PROBLEM
Count the lines below that contain "changes". Give only the number.

PROVIDED RECORDS
= = =

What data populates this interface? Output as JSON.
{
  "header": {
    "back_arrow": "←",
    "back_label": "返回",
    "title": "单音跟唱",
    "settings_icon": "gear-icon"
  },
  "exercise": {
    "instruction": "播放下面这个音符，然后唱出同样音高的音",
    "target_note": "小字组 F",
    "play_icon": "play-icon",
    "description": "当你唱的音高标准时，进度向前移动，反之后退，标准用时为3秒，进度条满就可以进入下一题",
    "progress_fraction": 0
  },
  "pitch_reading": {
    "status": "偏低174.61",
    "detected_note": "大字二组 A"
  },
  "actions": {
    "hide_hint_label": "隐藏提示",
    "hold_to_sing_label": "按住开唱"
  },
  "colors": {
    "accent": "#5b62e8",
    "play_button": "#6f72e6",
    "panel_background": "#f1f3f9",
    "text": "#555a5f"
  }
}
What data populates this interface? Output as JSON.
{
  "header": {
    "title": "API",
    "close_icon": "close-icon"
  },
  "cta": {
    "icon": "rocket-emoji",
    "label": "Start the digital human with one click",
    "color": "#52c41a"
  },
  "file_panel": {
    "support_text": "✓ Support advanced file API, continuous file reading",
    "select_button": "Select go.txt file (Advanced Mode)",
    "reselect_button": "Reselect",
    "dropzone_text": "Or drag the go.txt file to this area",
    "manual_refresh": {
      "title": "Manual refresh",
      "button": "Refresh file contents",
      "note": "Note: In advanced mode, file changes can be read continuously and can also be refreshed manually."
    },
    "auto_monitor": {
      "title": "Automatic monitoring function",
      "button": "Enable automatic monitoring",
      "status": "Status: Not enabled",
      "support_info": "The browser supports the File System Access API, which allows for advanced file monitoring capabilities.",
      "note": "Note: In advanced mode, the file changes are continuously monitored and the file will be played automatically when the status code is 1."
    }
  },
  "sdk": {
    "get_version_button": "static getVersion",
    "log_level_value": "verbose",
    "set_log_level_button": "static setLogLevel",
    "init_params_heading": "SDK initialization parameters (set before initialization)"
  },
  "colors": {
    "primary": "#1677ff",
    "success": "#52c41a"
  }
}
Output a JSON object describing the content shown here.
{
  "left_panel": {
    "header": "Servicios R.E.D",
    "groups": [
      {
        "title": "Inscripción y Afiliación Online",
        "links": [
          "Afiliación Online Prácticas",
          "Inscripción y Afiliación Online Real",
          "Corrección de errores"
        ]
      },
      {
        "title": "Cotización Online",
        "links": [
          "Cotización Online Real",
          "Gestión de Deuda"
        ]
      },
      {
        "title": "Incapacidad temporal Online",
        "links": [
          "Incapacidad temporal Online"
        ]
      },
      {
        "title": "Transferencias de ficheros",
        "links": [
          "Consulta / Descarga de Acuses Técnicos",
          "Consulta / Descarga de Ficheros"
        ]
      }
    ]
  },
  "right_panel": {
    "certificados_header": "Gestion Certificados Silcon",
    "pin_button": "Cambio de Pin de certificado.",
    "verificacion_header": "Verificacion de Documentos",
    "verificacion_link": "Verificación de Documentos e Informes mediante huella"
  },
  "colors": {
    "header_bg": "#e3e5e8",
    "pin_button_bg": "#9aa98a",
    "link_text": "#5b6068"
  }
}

= = =

WORKED ANSWER
2